## Structured figure records
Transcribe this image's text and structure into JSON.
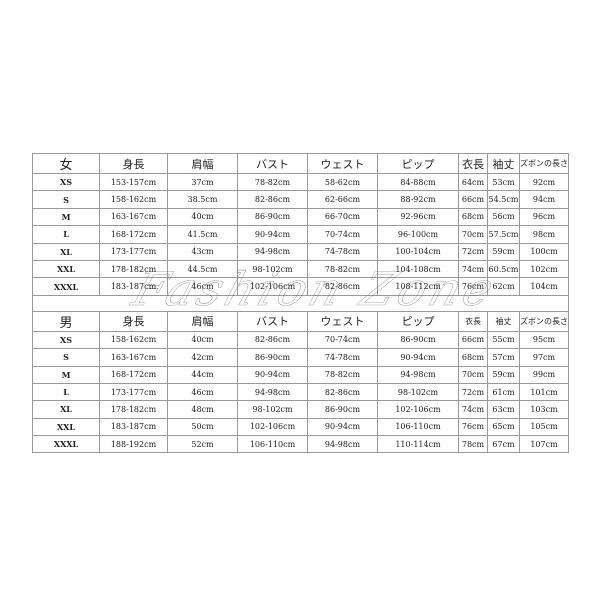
{
  "headers": [
    "身長",
    "肩幅",
    "バスト",
    "ウェスト",
    "ピップ",
    "衣長",
    "袖丈",
    "ズボンの長さ"
  ],
  "women": {
    "label": "女",
    "rows": [
      [
        "XS",
        "153-157cm",
        "37cm",
        "78-82cm",
        "58-62cm",
        "84-88cm",
        "64cm",
        "53cm",
        "92cm"
      ],
      [
        "S",
        "158-162cm",
        "38.5cm",
        "82-86cm",
        "62-66cm",
        "88-92cm",
        "66cm",
        "54.5cm",
        "94cm"
      ],
      [
        "M",
        "163-167cm",
        "40cm",
        "86-90cm",
        "66-70cm",
        "92-96cm",
        "68cm",
        "56cm",
        "96cm"
      ],
      [
        "L",
        "168-172cm",
        "41.5cm",
        "90-94cm",
        "70-74cm",
        "96-100cm",
        "70cm",
        "57.5cm",
        "98cm"
      ],
      [
        "XL",
        "173-177cm",
        "43cm",
        "94-98cm",
        "74-78cm",
        "100-104cm",
        "72cm",
        "59cm",
        "100cm"
      ],
      [
        "XXL",
        "178-182cm",
        "44.5cm",
        "98-102cm",
        "78-82cm",
        "104-108cm",
        "74cm",
        "60.5cm",
        "102cm"
      ],
      [
        "XXXL",
        "183-187cm",
        "46cm",
        "102-106cm",
        "82-86cm",
        "108-112cm",
        "76cm",
        "62cm",
        "104cm"
      ]
    ]
  },
  "men": {
    "label": "男",
    "rows": [
      [
        "XS",
        "158-162cm",
        "40cm",
        "82-86cm",
        "70-74cm",
        "86-90cm",
        "66cm",
        "55cm",
        "95cm"
      ],
      [
        "S",
        "163-167cm",
        "42cm",
        "86-90cm",
        "74-78cm",
        "90-94cm",
        "68cm",
        "57cm",
        "97cm"
      ],
      [
        "M",
        "168-172cm",
        "44cm",
        "90-94cm",
        "78-82cm",
        "94-98cm",
        "70cm",
        "59cm",
        "99cm"
      ],
      [
        "L",
        "173-177cm",
        "46cm",
        "94-98cm",
        "82-86cm",
        "98-102cm",
        "72cm",
        "61cm",
        "101cm"
      ],
      [
        "XL",
        "178-182cm",
        "48cm",
        "98-102cm",
        "86-90cm",
        "102-106cm",
        "74cm",
        "63cm",
        "103cm"
      ],
      [
        "XXL",
        "183-187cm",
        "50cm",
        "102-106cm",
        "90-94cm",
        "106-110cm",
        "76cm",
        "65cm",
        "105cm"
      ],
      [
        "XXXL",
        "188-192cm",
        "52cm",
        "106-110cm",
        "94-98cm",
        "110-114cm",
        "78cm",
        "67cm",
        "107cm"
      ]
    ]
  },
  "watermark": "Fashion Zone"
}
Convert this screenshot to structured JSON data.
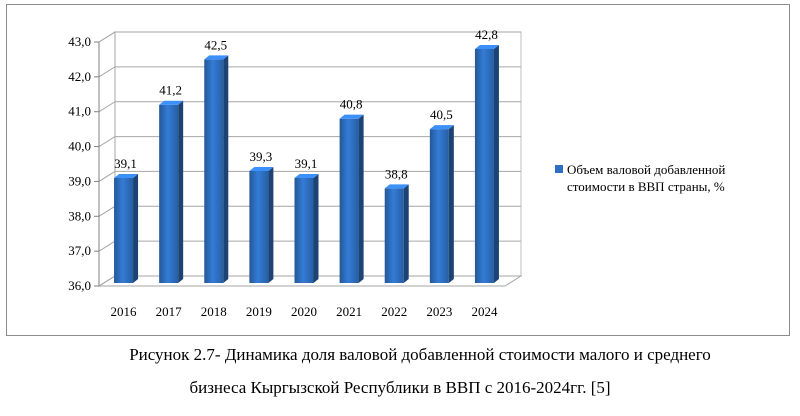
{
  "chart_data": {
    "type": "bar",
    "categories": [
      "2016",
      "2017",
      "2018",
      "2019",
      "2020",
      "2021",
      "2022",
      "2023",
      "2024"
    ],
    "series": [
      {
        "name": "Объем валовой добавленной стоимости в ВВП страны, %",
        "values": [
          39.1,
          41.2,
          42.5,
          39.3,
          39.1,
          40.8,
          38.8,
          40.5,
          42.8
        ],
        "value_labels": [
          "39,1",
          "41,2",
          "42,5",
          "39,3",
          "39,1",
          "40,8",
          "38,8",
          "40,5",
          "42,8"
        ],
        "color": "#2e6fc0"
      }
    ],
    "ylim": [
      36,
      43
    ],
    "yticks": [
      36,
      37,
      38,
      39,
      40,
      41,
      42,
      43
    ],
    "ytick_labels": [
      "36,0",
      "37,0",
      "38,0",
      "39,0",
      "40,0",
      "41,0",
      "42,0",
      "43,0"
    ],
    "grid": true,
    "legend_position": "right",
    "legend_lines": [
      "Объем валовой добавленной",
      "стоимости в ВВП страны, %"
    ],
    "title": "",
    "xlabel": "",
    "ylabel": ""
  },
  "caption": {
    "line1": "Рисунок 2.7- Динамика доля валовой добавленной стоимости малого и среднего",
    "line2": "бизнеса Кыргызской Республики  в  ВВП с 2016-2024гг. [5]"
  }
}
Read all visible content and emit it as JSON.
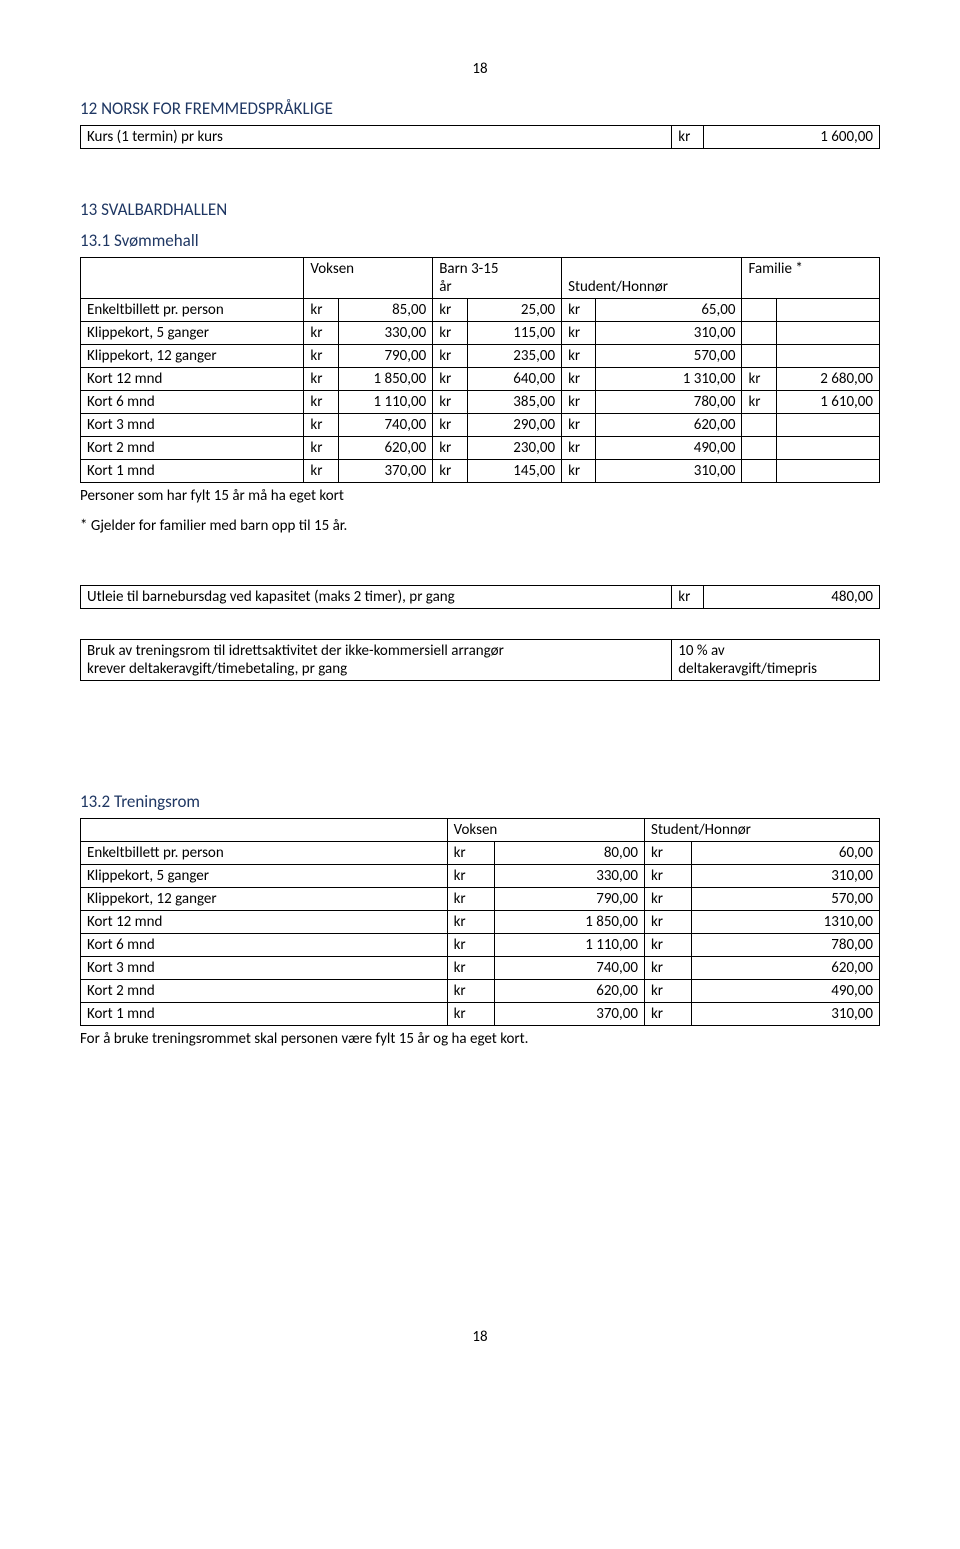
{
  "page_number_top": "18",
  "page_number_bottom": "18",
  "section12": {
    "heading": "12 NORSK FOR FREMMEDSPRÅKLIGE",
    "row_label": "Kurs (1 termin) pr kurs",
    "row_cur": "kr",
    "row_val": "1 600,00"
  },
  "section13": {
    "heading": "13 SVALBARDHALLEN"
  },
  "sub131": {
    "heading": "13.1 Svømmehall",
    "col_voksen": "Voksen",
    "col_barn_line1": "Barn 3-15",
    "col_barn_line2": "år",
    "col_student": "Student/Honnør",
    "col_familie": "Familie *",
    "rows": [
      {
        "label": "Enkeltbillett pr. person",
        "c1": "kr",
        "v1": "85,00",
        "c2": "kr",
        "v2": "25,00",
        "c3": "kr",
        "v3": "65,00",
        "c4": "",
        "v4": ""
      },
      {
        "label": "Klippekort, 5 ganger",
        "c1": "kr",
        "v1": "330,00",
        "c2": "kr",
        "v2": "115,00",
        "c3": "kr",
        "v3": "310,00",
        "c4": "",
        "v4": ""
      },
      {
        "label": "Klippekort, 12 ganger",
        "c1": "kr",
        "v1": "790,00",
        "c2": "kr",
        "v2": "235,00",
        "c3": "kr",
        "v3": "570,00",
        "c4": "",
        "v4": ""
      },
      {
        "label": "Kort 12 mnd",
        "c1": "kr",
        "v1": "1 850,00",
        "c2": "kr",
        "v2": "640,00",
        "c3": "kr",
        "v3": "1 310,00",
        "c4": "kr",
        "v4": "2 680,00"
      },
      {
        "label": "Kort 6 mnd",
        "c1": "kr",
        "v1": "1 110,00",
        "c2": "kr",
        "v2": "385,00",
        "c3": "kr",
        "v3": "780,00",
        "c4": "kr",
        "v4": "1 610,00"
      },
      {
        "label": "Kort 3 mnd",
        "c1": "kr",
        "v1": "740,00",
        "c2": "kr",
        "v2": "290,00",
        "c3": "kr",
        "v3": "620,00",
        "c4": "",
        "v4": ""
      },
      {
        "label": "Kort 2 mnd",
        "c1": "kr",
        "v1": "620,00",
        "c2": "kr",
        "v2": "230,00",
        "c3": "kr",
        "v3": "490,00",
        "c4": "",
        "v4": ""
      },
      {
        "label": "Kort 1 mnd",
        "c1": "kr",
        "v1": "370,00",
        "c2": "kr",
        "v2": "145,00",
        "c3": "kr",
        "v3": "310,00",
        "c4": "",
        "v4": ""
      }
    ],
    "note1": "Personer som har fylt 15 år må ha eget kort",
    "note2": "* Gjelder for familier med barn opp til 15 år."
  },
  "utleie": {
    "label": "Utleie til barnebursdag ved kapasitet (maks 2 timer), pr gang",
    "cur": "kr",
    "val": "480,00"
  },
  "bruk": {
    "label_line1": "Bruk av treningsrom til idrettsaktivitet der ikke-kommersiell arrangør",
    "label_line2": "krever deltakeravgift/timebetaling, pr gang",
    "val_line1": "10 % av",
    "val_line2": "deltakeravgift/timepris"
  },
  "sub132": {
    "heading": "13.2 Treningsrom",
    "col_voksen": "Voksen",
    "col_student": "Student/Honnør",
    "rows": [
      {
        "label": "Enkeltbillett pr. person",
        "c1": "kr",
        "v1": "80,00",
        "c2": "kr",
        "v2": "60,00"
      },
      {
        "label": "Klippekort, 5 ganger",
        "c1": "kr",
        "v1": "330,00",
        "c2": "kr",
        "v2": "310,00"
      },
      {
        "label": "Klippekort, 12 ganger",
        "c1": "kr",
        "v1": "790,00",
        "c2": "kr",
        "v2": "570,00"
      },
      {
        "label": "Kort 12 mnd",
        "c1": "kr",
        "v1": "1 850,00",
        "c2": "kr",
        "v2": "1310,00"
      },
      {
        "label": "Kort 6 mnd",
        "c1": "kr",
        "v1": "1 110,00",
        "c2": "kr",
        "v2": "780,00"
      },
      {
        "label": "Kort 3 mnd",
        "c1": "kr",
        "v1": "740,00",
        "c2": "kr",
        "v2": "620,00"
      },
      {
        "label": "Kort 2 mnd",
        "c1": "kr",
        "v1": "620,00",
        "c2": "kr",
        "v2": "490,00"
      },
      {
        "label": "Kort 1 mnd",
        "c1": "kr",
        "v1": "370,00",
        "c2": "kr",
        "v2": "310,00"
      }
    ],
    "note": "For å bruke treningsrommet skal personen være fylt 15 år og ha eget kort."
  }
}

## Exercise objective
Read through the entries and copy every line that includes "страны".

## Solution below
        "name": "Объем валовой добавленной стоимости в ВВП страны, %",
      "стоимости в ВВП страны, %"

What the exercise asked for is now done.